AIM OF THE TASK: Print the records below exactly as they appear.

RECORD LIST:
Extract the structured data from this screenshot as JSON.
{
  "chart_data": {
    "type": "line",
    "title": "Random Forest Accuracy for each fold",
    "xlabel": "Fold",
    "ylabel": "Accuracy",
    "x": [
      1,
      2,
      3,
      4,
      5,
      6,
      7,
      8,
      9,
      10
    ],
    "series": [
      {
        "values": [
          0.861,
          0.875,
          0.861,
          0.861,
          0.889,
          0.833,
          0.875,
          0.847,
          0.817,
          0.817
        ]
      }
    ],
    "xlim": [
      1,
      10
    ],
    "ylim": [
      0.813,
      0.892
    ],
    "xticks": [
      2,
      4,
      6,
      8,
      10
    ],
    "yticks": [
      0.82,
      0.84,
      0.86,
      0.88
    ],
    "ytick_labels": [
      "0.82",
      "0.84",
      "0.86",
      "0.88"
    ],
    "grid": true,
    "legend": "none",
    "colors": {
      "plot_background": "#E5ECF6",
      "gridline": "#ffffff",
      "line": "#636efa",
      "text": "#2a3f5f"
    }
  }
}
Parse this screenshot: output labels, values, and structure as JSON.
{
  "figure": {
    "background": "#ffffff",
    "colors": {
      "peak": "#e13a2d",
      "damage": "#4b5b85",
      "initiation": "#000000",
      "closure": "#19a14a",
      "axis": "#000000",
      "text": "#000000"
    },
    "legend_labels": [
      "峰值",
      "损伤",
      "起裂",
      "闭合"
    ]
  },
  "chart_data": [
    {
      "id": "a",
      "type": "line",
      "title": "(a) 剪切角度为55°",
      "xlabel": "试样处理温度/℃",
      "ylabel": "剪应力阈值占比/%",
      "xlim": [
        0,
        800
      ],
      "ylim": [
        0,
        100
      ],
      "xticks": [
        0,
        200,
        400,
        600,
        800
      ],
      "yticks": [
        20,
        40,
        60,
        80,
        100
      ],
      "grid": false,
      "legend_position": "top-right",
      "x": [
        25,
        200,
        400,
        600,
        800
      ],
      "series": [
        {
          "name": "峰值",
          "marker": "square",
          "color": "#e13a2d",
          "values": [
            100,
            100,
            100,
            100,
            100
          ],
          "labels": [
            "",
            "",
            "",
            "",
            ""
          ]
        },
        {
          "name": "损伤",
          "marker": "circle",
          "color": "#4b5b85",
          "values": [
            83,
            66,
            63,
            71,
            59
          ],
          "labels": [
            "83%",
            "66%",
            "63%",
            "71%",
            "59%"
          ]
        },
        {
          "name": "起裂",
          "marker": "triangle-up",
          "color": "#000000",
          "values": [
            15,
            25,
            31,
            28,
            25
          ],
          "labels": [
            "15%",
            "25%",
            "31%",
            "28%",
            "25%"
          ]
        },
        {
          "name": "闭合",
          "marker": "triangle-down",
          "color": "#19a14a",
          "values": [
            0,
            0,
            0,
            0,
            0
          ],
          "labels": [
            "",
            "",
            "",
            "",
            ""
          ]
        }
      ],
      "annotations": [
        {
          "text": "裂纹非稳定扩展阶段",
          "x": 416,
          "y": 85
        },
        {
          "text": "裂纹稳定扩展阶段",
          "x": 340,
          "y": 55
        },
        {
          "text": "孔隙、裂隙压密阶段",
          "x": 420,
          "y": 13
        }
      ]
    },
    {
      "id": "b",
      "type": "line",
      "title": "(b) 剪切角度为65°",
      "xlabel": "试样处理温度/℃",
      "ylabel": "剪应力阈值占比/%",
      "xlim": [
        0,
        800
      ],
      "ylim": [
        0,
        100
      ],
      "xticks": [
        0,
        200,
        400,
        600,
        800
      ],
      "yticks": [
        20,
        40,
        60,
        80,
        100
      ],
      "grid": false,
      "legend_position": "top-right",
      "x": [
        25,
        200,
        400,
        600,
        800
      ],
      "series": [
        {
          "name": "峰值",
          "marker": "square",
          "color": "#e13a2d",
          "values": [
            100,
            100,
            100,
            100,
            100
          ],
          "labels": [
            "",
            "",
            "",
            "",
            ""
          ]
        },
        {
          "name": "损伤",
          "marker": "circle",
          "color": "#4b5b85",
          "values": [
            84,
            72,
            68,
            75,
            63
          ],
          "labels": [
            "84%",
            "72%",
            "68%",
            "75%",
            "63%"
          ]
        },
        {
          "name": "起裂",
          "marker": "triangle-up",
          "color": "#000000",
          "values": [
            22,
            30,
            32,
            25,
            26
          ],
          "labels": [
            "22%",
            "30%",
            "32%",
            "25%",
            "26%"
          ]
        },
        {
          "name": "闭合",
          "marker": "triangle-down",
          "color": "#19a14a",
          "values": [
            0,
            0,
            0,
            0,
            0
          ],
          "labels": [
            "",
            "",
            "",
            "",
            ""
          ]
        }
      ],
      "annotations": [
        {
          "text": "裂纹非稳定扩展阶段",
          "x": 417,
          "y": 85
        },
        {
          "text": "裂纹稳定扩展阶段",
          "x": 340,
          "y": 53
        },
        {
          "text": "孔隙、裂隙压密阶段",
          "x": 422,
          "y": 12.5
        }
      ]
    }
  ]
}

RESULT:
Extract the structured data from this screenshot as JSON.
{
  "chart_data": {
    "type": "line",
    "title": "Random Forest Accuracy for each fold",
    "xlabel": "Fold",
    "ylabel": "Accuracy",
    "x": [
      1,
      2,
      3,
      4,
      5,
      6,
      7,
      8,
      9,
      10
    ],
    "series": [
      {
        "values": [
          0.861,
          0.875,
          0.861,
          0.861,
          0.889,
          0.833,
          0.875,
          0.847,
          0.817,
          0.817
        ]
      }
    ],
    "xlim": [
      1,
      10
    ],
    "ylim": [
      0.813,
      0.892
    ],
    "xticks": [
      2,
      4,
      6,
      8,
      10
    ],
    "yticks": [
      0.82,
      0.84,
      0.86,
      0.88
    ],
    "ytick_labels": [
      "0.82",
      "0.84",
      "0.86",
      "0.88"
    ],
    "grid": true,
    "legend": "none",
    "colors": {
      "plot_background": "#E5ECF6",
      "gridline": "#ffffff",
      "line": "#636efa",
      "text": "#2a3f5f"
    }
  }
}
Parse this screenshot: output labels, values, and structure as JSON.
{
  "figure": {
    "background": "#ffffff",
    "colors": {
      "peak": "#e13a2d",
      "damage": "#4b5b85",
      "initiation": "#000000",
      "closure": "#19a14a",
      "axis": "#000000",
      "text": "#000000"
    },
    "legend_labels": [
      "峰值",
      "损伤",
      "起裂",
      "闭合"
    ]
  },
  "chart_data": [
    {
      "id": "a",
      "type": "line",
      "title": "(a) 剪切角度为55°",
      "xlabel": "试样处理温度/℃",
      "ylabel": "剪应力阈值占比/%",
      "xlim": [
        0,
        800
      ],
      "ylim": [
        0,
        100
      ],
      "xticks": [
        0,
        200,
        400,
        600,
        800
      ],
      "yticks": [
        20,
        40,
        60,
        80,
        100
      ],
      "grid": false,
      "legend_position": "top-right",
      "x": [
        25,
        200,
        400,
        600,
        800
      ],
      "series": [
        {
          "name": "峰值",
          "marker": "square",
          "color": "#e13a2d",
          "values": [
            100,
            100,
            100,
            100,
            100
          ],
          "labels": [
            "",
            "",
            "",
            "",
            ""
          ]
        },
        {
          "name": "损伤",
          "marker": "circle",
          "color": "#4b5b85",
          "values": [
            83,
            66,
            63,
            71,
            59
          ],
          "labels": [
            "83%",
            "66%",
            "63%",
            "71%",
            "59%"
          ]
        },
        {
          "name": "起裂",
          "marker": "triangle-up",
          "color": "#000000",
          "values": [
            15,
            25,
            31,
            28,
            25
          ],
          "labels": [
            "15%",
            "25%",
            "31%",
            "28%",
            "25%"
          ]
        },
        {
          "name": "闭合",
          "marker": "triangle-down",
          "color": "#19a14a",
          "values": [
            0,
            0,
            0,
            0,
            0
          ],
          "labels": [
            "",
            "",
            "",
            "",
            ""
          ]
        }
      ],
      "annotations": [
        {
          "text": "裂纹非稳定扩展阶段",
          "x": 416,
          "y": 85
        },
        {
          "text": "裂纹稳定扩展阶段",
          "x": 340,
          "y": 55
        },
        {
          "text": "孔隙、裂隙压密阶段",
          "x": 420,
          "y": 13
        }
      ]
    },
    {
      "id": "b",
      "type": "line",
      "title": "(b) 剪切角度为65°",
      "xlabel": "试样处理温度/℃",
      "ylabel": "剪应力阈值占比/%",
      "xlim": [
        0,
        800
      ],
      "ylim": [
        0,
        100
      ],
      "xticks": [
        0,
        200,
        400,
        600,
        800
      ],
      "yticks": [
        20,
        40,
        60,
        80,
        100
      ],
      "grid": false,
      "legend_position": "top-right",
      "x": [
        25,
        200,
        400,
        600,
        800
      ],
      "series": [
        {
          "name": "峰值",
          "marker": "square",
          "color": "#e13a2d",
          "values": [
            100,
            100,
            100,
            100,
            100
          ],
          "labels": [
            "",
            "",
            "",
            "",
            ""
          ]
        },
        {
          "name": "损伤",
          "marker": "circle",
          "color": "#4b5b85",
          "values": [
            84,
            72,
            68,
            75,
            63
          ],
          "labels": [
            "84%",
            "72%",
            "68%",
            "75%",
            "63%"
          ]
        },
        {
          "name": "起裂",
          "marker": "triangle-up",
          "color": "#000000",
          "values": [
            22,
            30,
            32,
            25,
            26
          ],
          "labels": [
            "22%",
            "30%",
            "32%",
            "25%",
            "26%"
          ]
        },
        {
          "name": "闭合",
          "marker": "triangle-down",
          "color": "#19a14a",
          "values": [
            0,
            0,
            0,
            0,
            0
          ],
          "labels": [
            "",
            "",
            "",
            "",
            ""
          ]
        }
      ],
      "annotations": [
        {
          "text": "裂纹非稳定扩展阶段",
          "x": 417,
          "y": 85
        },
        {
          "text": "裂纹稳定扩展阶段",
          "x": 340,
          "y": 53
        },
        {
          "text": "孔隙、裂隙压密阶段",
          "x": 422,
          "y": 12.5
        }
      ]
    }
  ]
}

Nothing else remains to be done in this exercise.